Given task: Rewrite the material below so that every instance of "leader-dots" becomes "dot-leaders", with nothing else changed.

Given records:
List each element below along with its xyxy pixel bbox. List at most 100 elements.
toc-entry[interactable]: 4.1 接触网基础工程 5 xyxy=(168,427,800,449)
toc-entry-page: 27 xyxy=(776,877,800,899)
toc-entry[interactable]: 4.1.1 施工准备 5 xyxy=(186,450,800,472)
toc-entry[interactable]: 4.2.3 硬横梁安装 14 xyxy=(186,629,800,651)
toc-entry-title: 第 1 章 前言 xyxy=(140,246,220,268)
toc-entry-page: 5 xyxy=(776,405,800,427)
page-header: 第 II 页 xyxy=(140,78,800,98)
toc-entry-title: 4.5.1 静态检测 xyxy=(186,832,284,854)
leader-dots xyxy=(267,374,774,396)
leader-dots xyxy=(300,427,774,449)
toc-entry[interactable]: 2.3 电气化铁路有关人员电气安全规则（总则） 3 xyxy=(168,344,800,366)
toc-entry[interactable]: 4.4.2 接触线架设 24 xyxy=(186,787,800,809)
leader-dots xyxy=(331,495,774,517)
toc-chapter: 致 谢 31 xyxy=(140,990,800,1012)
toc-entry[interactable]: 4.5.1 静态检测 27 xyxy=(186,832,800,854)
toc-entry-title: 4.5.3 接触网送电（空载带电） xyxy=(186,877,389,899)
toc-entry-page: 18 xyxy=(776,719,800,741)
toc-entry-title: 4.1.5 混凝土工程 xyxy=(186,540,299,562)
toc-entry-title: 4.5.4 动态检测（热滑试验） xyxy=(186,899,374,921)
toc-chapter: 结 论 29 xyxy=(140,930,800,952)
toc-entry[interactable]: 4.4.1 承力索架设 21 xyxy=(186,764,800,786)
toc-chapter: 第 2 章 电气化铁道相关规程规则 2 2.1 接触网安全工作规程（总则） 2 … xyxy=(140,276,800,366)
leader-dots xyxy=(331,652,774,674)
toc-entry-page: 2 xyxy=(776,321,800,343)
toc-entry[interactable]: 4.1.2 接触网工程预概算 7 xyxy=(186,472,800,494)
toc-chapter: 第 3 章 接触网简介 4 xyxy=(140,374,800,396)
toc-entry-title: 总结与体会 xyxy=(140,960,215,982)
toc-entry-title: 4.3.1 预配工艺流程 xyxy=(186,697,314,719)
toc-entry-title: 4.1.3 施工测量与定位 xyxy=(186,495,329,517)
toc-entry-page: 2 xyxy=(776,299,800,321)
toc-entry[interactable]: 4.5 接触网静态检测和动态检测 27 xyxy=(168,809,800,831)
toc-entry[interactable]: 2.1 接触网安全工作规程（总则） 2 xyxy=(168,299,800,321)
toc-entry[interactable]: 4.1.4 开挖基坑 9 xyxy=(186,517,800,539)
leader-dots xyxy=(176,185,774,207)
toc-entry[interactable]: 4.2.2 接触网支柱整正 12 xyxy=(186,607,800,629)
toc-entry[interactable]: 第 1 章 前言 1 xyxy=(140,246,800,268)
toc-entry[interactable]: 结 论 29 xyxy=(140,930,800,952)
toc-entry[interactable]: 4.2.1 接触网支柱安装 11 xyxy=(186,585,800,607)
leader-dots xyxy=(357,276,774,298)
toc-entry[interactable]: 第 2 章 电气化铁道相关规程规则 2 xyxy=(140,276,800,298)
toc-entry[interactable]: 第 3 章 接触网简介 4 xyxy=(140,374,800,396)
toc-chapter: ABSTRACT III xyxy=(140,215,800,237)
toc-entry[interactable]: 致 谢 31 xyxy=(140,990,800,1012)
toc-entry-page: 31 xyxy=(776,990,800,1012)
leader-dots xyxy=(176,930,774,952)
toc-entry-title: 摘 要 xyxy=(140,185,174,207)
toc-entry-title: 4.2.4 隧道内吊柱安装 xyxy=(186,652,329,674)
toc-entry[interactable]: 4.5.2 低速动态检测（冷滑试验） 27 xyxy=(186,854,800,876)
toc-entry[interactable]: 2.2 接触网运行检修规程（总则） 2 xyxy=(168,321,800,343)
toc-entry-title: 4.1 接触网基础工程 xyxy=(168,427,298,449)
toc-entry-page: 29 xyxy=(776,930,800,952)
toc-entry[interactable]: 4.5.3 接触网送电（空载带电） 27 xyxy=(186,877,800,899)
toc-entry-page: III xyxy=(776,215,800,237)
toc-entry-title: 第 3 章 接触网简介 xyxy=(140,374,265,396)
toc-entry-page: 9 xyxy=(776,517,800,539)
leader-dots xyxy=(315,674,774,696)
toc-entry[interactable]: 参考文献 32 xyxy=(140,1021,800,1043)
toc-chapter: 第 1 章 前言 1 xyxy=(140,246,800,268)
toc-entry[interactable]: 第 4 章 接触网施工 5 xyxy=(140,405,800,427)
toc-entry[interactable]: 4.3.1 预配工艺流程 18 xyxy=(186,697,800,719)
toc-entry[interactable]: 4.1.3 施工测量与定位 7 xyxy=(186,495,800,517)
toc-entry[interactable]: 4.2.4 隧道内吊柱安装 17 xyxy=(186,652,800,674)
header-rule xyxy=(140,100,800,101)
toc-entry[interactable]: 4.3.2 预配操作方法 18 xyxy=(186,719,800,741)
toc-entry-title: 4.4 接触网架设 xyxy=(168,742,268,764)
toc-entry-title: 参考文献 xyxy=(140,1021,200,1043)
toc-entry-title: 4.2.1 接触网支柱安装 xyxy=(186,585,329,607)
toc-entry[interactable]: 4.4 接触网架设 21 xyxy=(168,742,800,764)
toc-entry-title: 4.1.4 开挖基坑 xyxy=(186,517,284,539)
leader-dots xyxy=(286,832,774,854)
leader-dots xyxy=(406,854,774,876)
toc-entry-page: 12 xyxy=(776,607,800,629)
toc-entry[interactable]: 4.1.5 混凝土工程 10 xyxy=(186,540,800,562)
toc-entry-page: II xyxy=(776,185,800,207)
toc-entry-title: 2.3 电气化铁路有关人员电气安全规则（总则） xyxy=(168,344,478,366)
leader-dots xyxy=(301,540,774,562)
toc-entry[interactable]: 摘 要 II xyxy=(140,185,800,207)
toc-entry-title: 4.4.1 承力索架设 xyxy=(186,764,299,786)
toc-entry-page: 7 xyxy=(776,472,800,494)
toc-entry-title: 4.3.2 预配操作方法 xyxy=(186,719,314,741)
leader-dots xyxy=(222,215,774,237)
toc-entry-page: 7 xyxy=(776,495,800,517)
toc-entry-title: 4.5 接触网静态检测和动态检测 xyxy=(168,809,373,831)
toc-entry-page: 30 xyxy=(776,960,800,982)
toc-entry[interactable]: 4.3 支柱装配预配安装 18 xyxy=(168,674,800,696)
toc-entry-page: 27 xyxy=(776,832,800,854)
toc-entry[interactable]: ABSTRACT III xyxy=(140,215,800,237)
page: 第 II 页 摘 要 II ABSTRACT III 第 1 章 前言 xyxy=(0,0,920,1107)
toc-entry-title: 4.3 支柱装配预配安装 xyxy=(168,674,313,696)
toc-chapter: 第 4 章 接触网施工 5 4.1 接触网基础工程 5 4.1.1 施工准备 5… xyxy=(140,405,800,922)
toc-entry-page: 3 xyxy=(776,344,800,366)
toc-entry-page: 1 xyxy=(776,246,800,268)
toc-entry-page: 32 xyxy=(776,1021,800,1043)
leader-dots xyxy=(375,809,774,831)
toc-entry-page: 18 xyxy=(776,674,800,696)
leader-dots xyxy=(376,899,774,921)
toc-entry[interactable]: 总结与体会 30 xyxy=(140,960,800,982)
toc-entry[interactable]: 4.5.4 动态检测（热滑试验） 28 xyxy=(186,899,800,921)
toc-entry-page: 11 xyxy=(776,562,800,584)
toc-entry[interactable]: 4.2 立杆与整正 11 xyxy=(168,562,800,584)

Result for this task:
List each element below along with its xyxy pixel bbox. List at most 100 elements.
toc-entry[interactable]: 4.1 接触网基础工程 5 xyxy=(168,427,800,449)
toc-entry-page: 27 xyxy=(776,877,800,899)
toc-entry[interactable]: 4.1.1 施工准备 5 xyxy=(186,450,800,472)
toc-entry[interactable]: 4.2.3 硬横梁安装 14 xyxy=(186,629,800,651)
toc-entry-title: 第 1 章 前言 xyxy=(140,246,220,268)
toc-entry-page: 5 xyxy=(776,405,800,427)
page-header: 第 II 页 xyxy=(140,78,800,98)
toc-entry-title: 4.5.1 静态检测 xyxy=(186,832,284,854)
dot-leaders xyxy=(267,374,774,396)
dot-leaders xyxy=(300,427,774,449)
toc-entry[interactable]: 2.3 电气化铁路有关人员电气安全规则（总则） 3 xyxy=(168,344,800,366)
toc-entry[interactable]: 4.4.2 接触线架设 24 xyxy=(186,787,800,809)
dot-leaders xyxy=(331,495,774,517)
toc-chapter: 致 谢 31 xyxy=(140,990,800,1012)
toc-entry[interactable]: 4.5.1 静态检测 27 xyxy=(186,832,800,854)
toc-entry-title: 4.5.3 接触网送电（空载带电） xyxy=(186,877,389,899)
toc-entry-page: 18 xyxy=(776,719,800,741)
toc-entry-title: 4.1.5 混凝土工程 xyxy=(186,540,299,562)
toc-entry-title: 4.5.4 动态检测（热滑试验） xyxy=(186,899,374,921)
toc-chapter: 结 论 29 xyxy=(140,930,800,952)
toc-entry[interactable]: 4.4.1 承力索架设 21 xyxy=(186,764,800,786)
toc-chapter: 第 2 章 电气化铁道相关规程规则 2 2.1 接触网安全工作规程（总则） 2 … xyxy=(140,276,800,366)
dot-leaders xyxy=(331,652,774,674)
toc-entry-page: 2 xyxy=(776,321,800,343)
toc-entry[interactable]: 4.1.2 接触网工程预概算 7 xyxy=(186,472,800,494)
toc-chapter: 第 3 章 接触网简介 4 xyxy=(140,374,800,396)
toc-entry-title: 总结与体会 xyxy=(140,960,215,982)
toc-entry-title: 4.3.1 预配工艺流程 xyxy=(186,697,314,719)
toc-entry-title: 4.1.3 施工测量与定位 xyxy=(186,495,329,517)
toc-entry-page: 2 xyxy=(776,299,800,321)
toc-entry[interactable]: 4.5 接触网静态检测和动态检测 27 xyxy=(168,809,800,831)
toc-entry[interactable]: 2.1 接触网安全工作规程（总则） 2 xyxy=(168,299,800,321)
toc-entry[interactable]: 4.1.4 开挖基坑 9 xyxy=(186,517,800,539)
dot-leaders xyxy=(176,185,774,207)
toc-entry[interactable]: 4.2.2 接触网支柱整正 12 xyxy=(186,607,800,629)
toc-entry[interactable]: 第 1 章 前言 1 xyxy=(140,246,800,268)
toc-entry[interactable]: 结 论 29 xyxy=(140,930,800,952)
toc-entry[interactable]: 4.2.1 接触网支柱安装 11 xyxy=(186,585,800,607)
dot-leaders xyxy=(357,276,774,298)
toc-entry[interactable]: 第 2 章 电气化铁道相关规程规则 2 xyxy=(140,276,800,298)
toc-entry[interactable]: 第 3 章 接触网简介 4 xyxy=(140,374,800,396)
toc-chapter: ABSTRACT III xyxy=(140,215,800,237)
toc-entry[interactable]: 致 谢 31 xyxy=(140,990,800,1012)
toc-entry-page: 31 xyxy=(776,990,800,1012)
dot-leaders xyxy=(176,930,774,952)
toc-entry-title: 摘 要 xyxy=(140,185,174,207)
toc-entry-title: 4.2.4 隧道内吊柱安装 xyxy=(186,652,329,674)
toc-entry[interactable]: 4.5.2 低速动态检测（冷滑试验） 27 xyxy=(186,854,800,876)
toc-entry[interactable]: 2.2 接触网运行检修规程（总则） 2 xyxy=(168,321,800,343)
toc-entry-title: 4.1 接触网基础工程 xyxy=(168,427,298,449)
toc-entry-page: 29 xyxy=(776,930,800,952)
toc-entry[interactable]: 4.5.3 接触网送电（空载带电） 27 xyxy=(186,877,800,899)
toc-entry-page: III xyxy=(776,215,800,237)
toc-entry-title: 第 3 章 接触网简介 xyxy=(140,374,265,396)
toc-entry-page: 9 xyxy=(776,517,800,539)
dot-leaders xyxy=(315,674,774,696)
toc-entry[interactable]: 参考文献 32 xyxy=(140,1021,800,1043)
toc-chapter: 第 1 章 前言 1 xyxy=(140,246,800,268)
toc-entry[interactable]: 第 4 章 接触网施工 5 xyxy=(140,405,800,427)
toc-entry[interactable]: 4.3.1 预配工艺流程 18 xyxy=(186,697,800,719)
toc-entry[interactable]: 4.1.3 施工测量与定位 7 xyxy=(186,495,800,517)
toc-entry[interactable]: 4.2.4 隧道内吊柱安装 17 xyxy=(186,652,800,674)
header-rule xyxy=(140,100,800,101)
toc-entry[interactable]: 4.3.2 预配操作方法 18 xyxy=(186,719,800,741)
toc-entry-title: 4.4 接触网架设 xyxy=(168,742,268,764)
toc-entry-title: 参考文献 xyxy=(140,1021,200,1043)
toc-entry-title: 4.2.1 接触网支柱安装 xyxy=(186,585,329,607)
toc-entry[interactable]: 4.4 接触网架设 21 xyxy=(168,742,800,764)
toc-entry-title: 4.1.4 开挖基坑 xyxy=(186,517,284,539)
dot-leaders xyxy=(286,832,774,854)
dot-leaders xyxy=(406,854,774,876)
toc-entry-page: 12 xyxy=(776,607,800,629)
toc-entry[interactable]: 4.1.5 混凝土工程 10 xyxy=(186,540,800,562)
toc-entry-page: II xyxy=(776,185,800,207)
toc-entry-title: 2.3 电气化铁路有关人员电气安全规则（总则） xyxy=(168,344,478,366)
dot-leaders xyxy=(301,540,774,562)
toc-entry[interactable]: 摘 要 II xyxy=(140,185,800,207)
toc-entry-title: 4.4.1 承力索架设 xyxy=(186,764,299,786)
toc-entry-page: 7 xyxy=(776,472,800,494)
toc-entry-title: 4.3.2 预配操作方法 xyxy=(186,719,314,741)
dot-leaders xyxy=(222,215,774,237)
toc-entry-page: 7 xyxy=(776,495,800,517)
toc-entry-title: 4.5 接触网静态检测和动态检测 xyxy=(168,809,373,831)
toc-entry-page: 30 xyxy=(776,960,800,982)
toc-entry[interactable]: 4.3 支柱装配预配安装 18 xyxy=(168,674,800,696)
toc-entry-page: 27 xyxy=(776,832,800,854)
toc-entry[interactable]: ABSTRACT III xyxy=(140,215,800,237)
page: 第 II 页 摘 要 II ABSTRACT III 第 1 章 前言 xyxy=(0,0,920,1107)
toc-entry-title: 4.3 支柱装配预配安装 xyxy=(168,674,313,696)
toc-chapter: 第 4 章 接触网施工 5 4.1 接触网基础工程 5 4.1.1 施工准备 5… xyxy=(140,405,800,922)
toc-entry-page: 3 xyxy=(776,344,800,366)
toc-entry-page: 1 xyxy=(776,246,800,268)
toc-entry-page: 32 xyxy=(776,1021,800,1043)
dot-leaders xyxy=(375,809,774,831)
toc-entry-page: 18 xyxy=(776,674,800,696)
dot-leaders xyxy=(376,899,774,921)
toc-entry[interactable]: 总结与体会 30 xyxy=(140,960,800,982)
toc-entry[interactable]: 4.5.4 动态检测（热滑试验） 28 xyxy=(186,899,800,921)
toc-entry-page: 11 xyxy=(776,562,800,584)
toc-entry[interactable]: 4.2 立杆与整正 11 xyxy=(168,562,800,584)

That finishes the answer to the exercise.